• _DIRECTIONS_:
Reproduce each of the items below line for line, with no changes, and leave the pictures out.

• _DATA SECTION_:

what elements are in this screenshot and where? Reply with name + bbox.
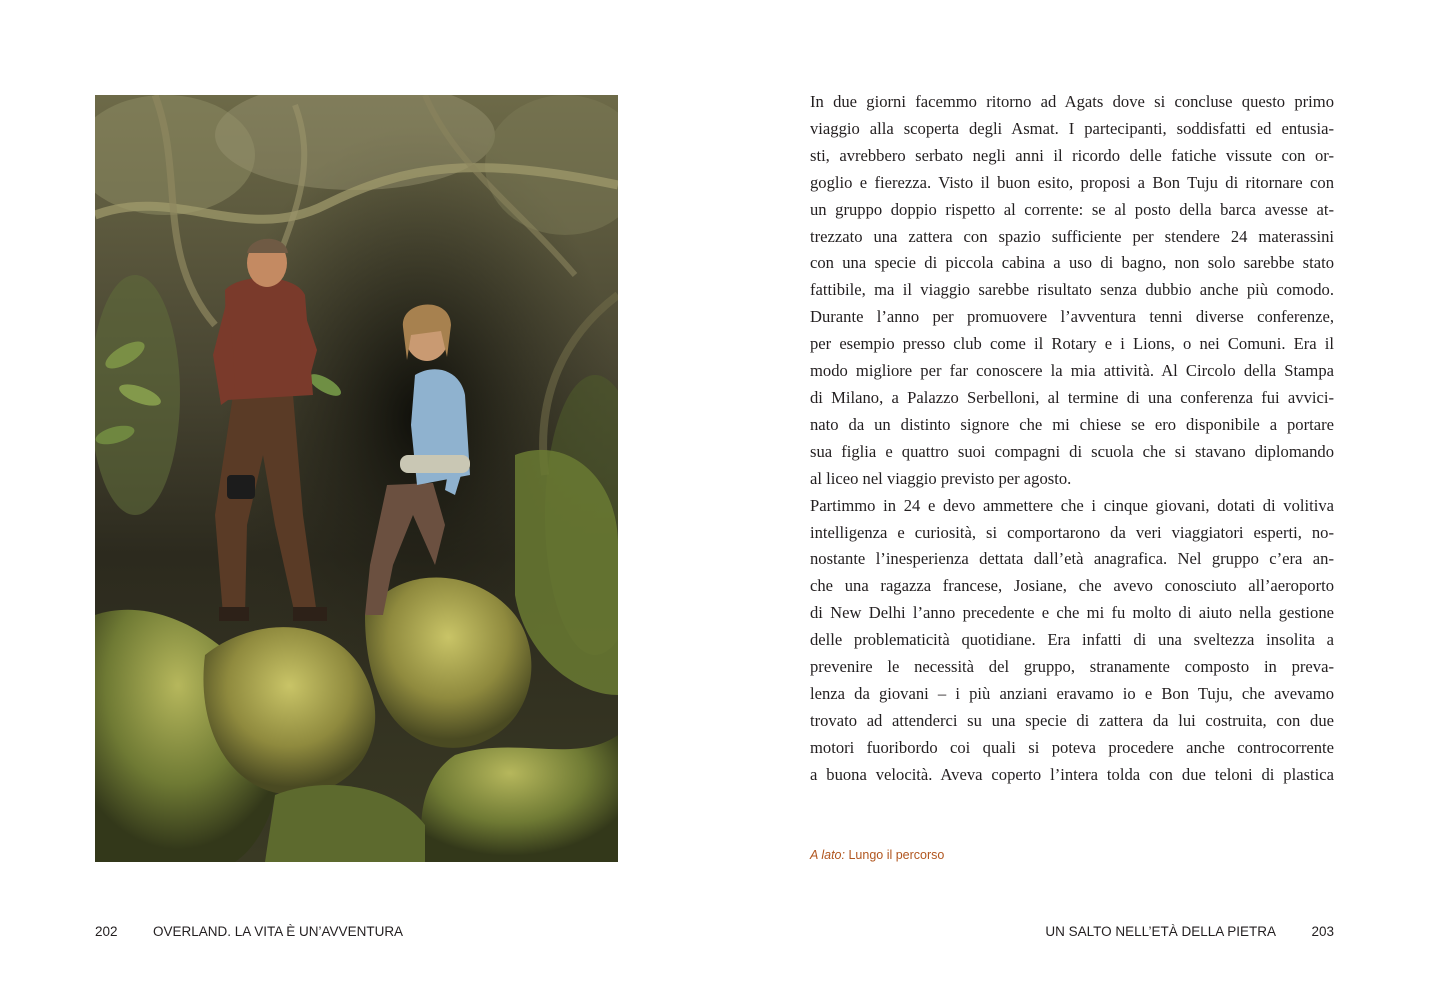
text-line: un gruppo doppio rispetto al corrente: se al posto della barca avesse at- xyxy=(810,199,1334,219)
text-line: nostante l’inesperienza dettata dall’età anagrafica. Nel gruppo c’era an- xyxy=(810,549,1334,569)
text-line: modo migliore per far conoscere la mia attività. Al Circolo della Stampa xyxy=(810,361,1334,381)
text-line: a buona velocità. Aveva coperto l’intera tolda con due teloni di plastica xyxy=(810,764,1334,784)
text-line: viaggio alla scoperta degli Asmat. I partecipanti, soddisfatti ed entusia- xyxy=(810,118,1334,138)
text-line: delle problematicità quotidiane. Era infatti di una sveltezza insolita a xyxy=(810,630,1334,650)
text-line: nato da un distinto signore che mi chiese se ero disponibile a portare xyxy=(810,414,1334,434)
text-line: sua figlia e quattro suoi compagni di scuola che si stavano diplomando xyxy=(810,441,1334,461)
running-title-left: OVERLAND. LA VITA È UN’AVVENTURA xyxy=(153,924,404,939)
text-line: fattibile, ma il viaggio sarebbe risultato senza dubbio anche più comodo. xyxy=(810,280,1334,300)
text-line: che una ragazza francese, Josiane, che avevo conosciuto all’aeroporto xyxy=(810,576,1334,596)
text-line: Partimmo in 24 e devo ammettere che i cinque giovani, dotati di volitiva xyxy=(810,495,1334,515)
text-line: goglio e fierezza. Visto il buon esito, proposi a Bon Tuju di ritornare con xyxy=(810,172,1334,192)
running-title-right: UN SALTO NELL’ETÀ DELLA PIETRA xyxy=(1045,924,1276,939)
caption-text: Lungo il percorso xyxy=(844,848,945,862)
text-line: per esempio presso club come il Rotary e i Lions, o nei Comuni. Era il xyxy=(810,334,1334,354)
jungle-photo-illustration xyxy=(95,95,618,862)
photo-two-men-in-jungle xyxy=(95,95,618,862)
page-number-right: 203 xyxy=(1311,924,1334,939)
text-line: In due giorni facemmo ritorno ad Agats dove si concluse questo primo xyxy=(810,92,1334,111)
photo-caption xyxy=(810,848,944,862)
text-line: di Milano, a Palazzo Serbelloni, al termine di una conferenza fui avvici- xyxy=(810,387,1334,407)
body-text xyxy=(810,89,1334,789)
text-line: di New Delhi l’anno precedente e che mi fu molto di aiuto nella gestione xyxy=(810,603,1334,623)
text-line: lenza da giovani – i più anziani eravamo io e Bon Tuju, che avevamo xyxy=(810,683,1334,703)
text-line: trezzato una zattera con spazio sufficiente per stendere 24 materassini xyxy=(810,226,1334,246)
text-line: sti, avrebbero serbato negli anni il ricordo delle fatiche vissute con or- xyxy=(810,145,1334,165)
caption-label: A lato: xyxy=(810,848,845,862)
text-line: Durante l’anno per promuovere l’avventura tenni diverse conferenze, xyxy=(810,307,1334,327)
text-line: trovato ad attenderci su una specie di zattera da lui costruita, con due xyxy=(810,710,1334,730)
text-line: prevenire le necessità del gruppo, stranamente composto in preva- xyxy=(810,657,1334,677)
text-line: al liceo nel viaggio previsto per agosto. xyxy=(810,468,1072,488)
text-line: motori fuoribordo coi quali si poteva procedere anche controcorrente xyxy=(810,737,1334,757)
text-line: intelligenza e curiosità, si comportarono da veri viaggiatori esperti, no- xyxy=(810,522,1334,542)
page-number-left: 202 xyxy=(95,924,118,939)
text-line: con una specie di piccola cabina a uso di bagno, non solo sarebbe stato xyxy=(810,253,1334,273)
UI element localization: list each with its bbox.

• _PROBLEM SOLUTION_:
what elements are in this screenshot and where? Reply with name + bbox.
text-line: un gruppo doppio rispetto al corrente: se al posto della barca avesse at- xyxy=(810,199,1334,219)
text-line: nostante l’inesperienza dettata dall’età anagrafica. Nel gruppo c’era an- xyxy=(810,549,1334,569)
text-line: modo migliore per far conoscere la mia attività. Al Circolo della Stampa xyxy=(810,361,1334,381)
text-line: a buona velocità. Aveva coperto l’intera tolda con due teloni di plastica xyxy=(810,764,1334,784)
text-line: viaggio alla scoperta degli Asmat. I partecipanti, soddisfatti ed entusia- xyxy=(810,118,1334,138)
text-line: delle problematicità quotidiane. Era infatti di una sveltezza insolita a xyxy=(810,630,1334,650)
text-line: nato da un distinto signore che mi chiese se ero disponibile a portare xyxy=(810,414,1334,434)
text-line: sua figlia e quattro suoi compagni di scuola che si stavano diplomando xyxy=(810,441,1334,461)
running-title-left: OVERLAND. LA VITA È UN’AVVENTURA xyxy=(153,924,404,939)
text-line: fattibile, ma il viaggio sarebbe risultato senza dubbio anche più comodo. xyxy=(810,280,1334,300)
text-line: che una ragazza francese, Josiane, che avevo conosciuto all’aeroporto xyxy=(810,576,1334,596)
text-line: Partimmo in 24 e devo ammettere che i cinque giovani, dotati di volitiva xyxy=(810,495,1334,515)
text-line: goglio e fierezza. Visto il buon esito, proposi a Bon Tuju di ritornare con xyxy=(810,172,1334,192)
running-title-right: UN SALTO NELL’ETÀ DELLA PIETRA xyxy=(1045,924,1276,939)
caption-text: Lungo il percorso xyxy=(844,848,945,862)
text-line: per esempio presso club come il Rotary e i Lions, o nei Comuni. Era il xyxy=(810,334,1334,354)
jungle-photo-illustration xyxy=(95,95,618,862)
photo-two-men-in-jungle xyxy=(95,95,618,862)
page-number-right: 203 xyxy=(1311,924,1334,939)
text-line: In due giorni facemmo ritorno ad Agats dove si concluse questo primo xyxy=(810,92,1334,111)
photo-caption xyxy=(810,848,944,862)
text-line: di Milano, a Palazzo Serbelloni, al termine di una conferenza fui avvici- xyxy=(810,387,1334,407)
body-text xyxy=(810,89,1334,789)
text-line: di New Delhi l’anno precedente e che mi fu molto di aiuto nella gestione xyxy=(810,603,1334,623)
text-line: lenza da giovani – i più anziani eravamo io e Bon Tuju, che avevamo xyxy=(810,683,1334,703)
text-line: trezzato una zattera con spazio sufficiente per stendere 24 materassini xyxy=(810,226,1334,246)
text-line: sti, avrebbero serbato negli anni il ricordo delle fatiche vissute con or- xyxy=(810,145,1334,165)
caption-label: A lato: xyxy=(810,848,845,862)
text-line: Durante l’anno per promuovere l’avventura tenni diverse conferenze, xyxy=(810,307,1334,327)
text-line: trovato ad attenderci su una specie di zattera da lui costruita, con due xyxy=(810,710,1334,730)
text-line: prevenire le necessità del gruppo, stranamente composto in preva- xyxy=(810,657,1334,677)
text-line: al liceo nel viaggio previsto per agosto. xyxy=(810,468,1072,488)
text-line: motori fuoribordo coi quali si poteva procedere anche controcorrente xyxy=(810,737,1334,757)
text-line: intelligenza e curiosità, si comportarono da veri viaggiatori esperti, no- xyxy=(810,522,1334,542)
page-number-left: 202 xyxy=(95,924,118,939)
text-line: con una specie di piccola cabina a uso di bagno, non solo sarebbe stato xyxy=(810,253,1334,273)
UI element localization: list each with its bbox.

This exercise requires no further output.